» **INSTRUCTIONS FOR THE TASK**
Leave out every picture, then transcribe the rest of the listing exactly.

» **DATA**
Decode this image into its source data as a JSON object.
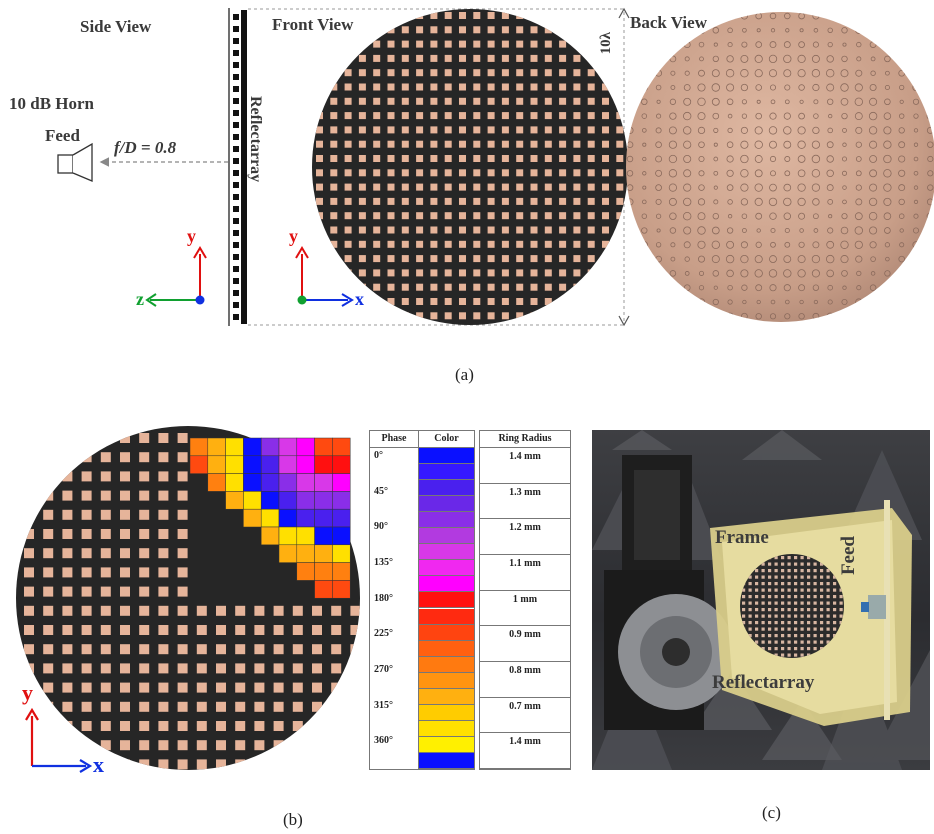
{
  "panel_a": {
    "side_view": "Side View",
    "front_view": "Front View",
    "back_view": "Back View",
    "horn": "10 dB Horn",
    "feed": "Feed",
    "f_over_d": "f/D = 0.8",
    "reflectarray": "Reflectarray",
    "dimension": "10λ",
    "axis_y": "y",
    "axis_z": "z",
    "axis_x": "x",
    "caption": "(a)"
  },
  "panel_b": {
    "axis_y": "y",
    "axis_x": "x",
    "caption": "(b)",
    "table": {
      "headers": [
        "Phase",
        "Color",
        "Ring Radius"
      ],
      "rows": [
        {
          "phase": "0°",
          "radius": "1.4 mm"
        },
        {
          "phase": "45°",
          "radius": "1.3 mm"
        },
        {
          "phase": "90°",
          "radius": "1.2 mm"
        },
        {
          "phase": "135°",
          "radius": "1.1 mm"
        },
        {
          "phase": "180°",
          "radius": "1 mm"
        },
        {
          "phase": "225°",
          "radius": "0.9 mm"
        },
        {
          "phase": "270°",
          "radius": "0.8 mm"
        },
        {
          "phase": "315°",
          "radius": "0.7 mm"
        },
        {
          "phase": "360°",
          "radius": "1.4 mm"
        }
      ],
      "colors": [
        "#0a10ff",
        "#3518ff",
        "#4a20ee",
        "#6a28e8",
        "#8a2ee8",
        "#b23ae0",
        "#d838e8",
        "#f028f0",
        "#ff00ff",
        "#ff1010",
        "#ff2a10",
        "#ff4410",
        "#ff6010",
        "#ff7a10",
        "#ff9410",
        "#ffb010",
        "#ffcc00",
        "#ffe000",
        "#fff000",
        "#0a10ff"
      ]
    }
  },
  "panel_c": {
    "frame": "Frame",
    "feed": "Feed",
    "reflectarray": "Reflectarray",
    "caption": "(c)"
  },
  "colors": {
    "board": "#262626",
    "patch": "#e6b49a",
    "copper": "#c89a80",
    "axis_red": "#e01010",
    "axis_blue": "#1030e0",
    "axis_green": "#10a030"
  }
}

» **SOLUTION TO THIS PROBLEM**
Decode this image into its source data as a JSON object.
{
  "panel_a": {
    "side_view": "Side View",
    "front_view": "Front View",
    "back_view": "Back View",
    "horn": "10 dB Horn",
    "feed": "Feed",
    "f_over_d": "f/D = 0.8",
    "reflectarray": "Reflectarray",
    "dimension": "10λ",
    "axis_y": "y",
    "axis_z": "z",
    "axis_x": "x",
    "caption": "(a)"
  },
  "panel_b": {
    "axis_y": "y",
    "axis_x": "x",
    "caption": "(b)",
    "table": {
      "headers": [
        "Phase",
        "Color",
        "Ring Radius"
      ],
      "rows": [
        {
          "phase": "0°",
          "radius": "1.4 mm"
        },
        {
          "phase": "45°",
          "radius": "1.3 mm"
        },
        {
          "phase": "90°",
          "radius": "1.2 mm"
        },
        {
          "phase": "135°",
          "radius": "1.1 mm"
        },
        {
          "phase": "180°",
          "radius": "1 mm"
        },
        {
          "phase": "225°",
          "radius": "0.9 mm"
        },
        {
          "phase": "270°",
          "radius": "0.8 mm"
        },
        {
          "phase": "315°",
          "radius": "0.7 mm"
        },
        {
          "phase": "360°",
          "radius": "1.4 mm"
        }
      ],
      "colors": [
        "#0a10ff",
        "#3518ff",
        "#4a20ee",
        "#6a28e8",
        "#8a2ee8",
        "#b23ae0",
        "#d838e8",
        "#f028f0",
        "#ff00ff",
        "#ff1010",
        "#ff2a10",
        "#ff4410",
        "#ff6010",
        "#ff7a10",
        "#ff9410",
        "#ffb010",
        "#ffcc00",
        "#ffe000",
        "#fff000",
        "#0a10ff"
      ]
    }
  },
  "panel_c": {
    "frame": "Frame",
    "feed": "Feed",
    "reflectarray": "Reflectarray",
    "caption": "(c)"
  },
  "colors": {
    "board": "#262626",
    "patch": "#e6b49a",
    "copper": "#c89a80",
    "axis_red": "#e01010",
    "axis_blue": "#1030e0",
    "axis_green": "#10a030"
  }
}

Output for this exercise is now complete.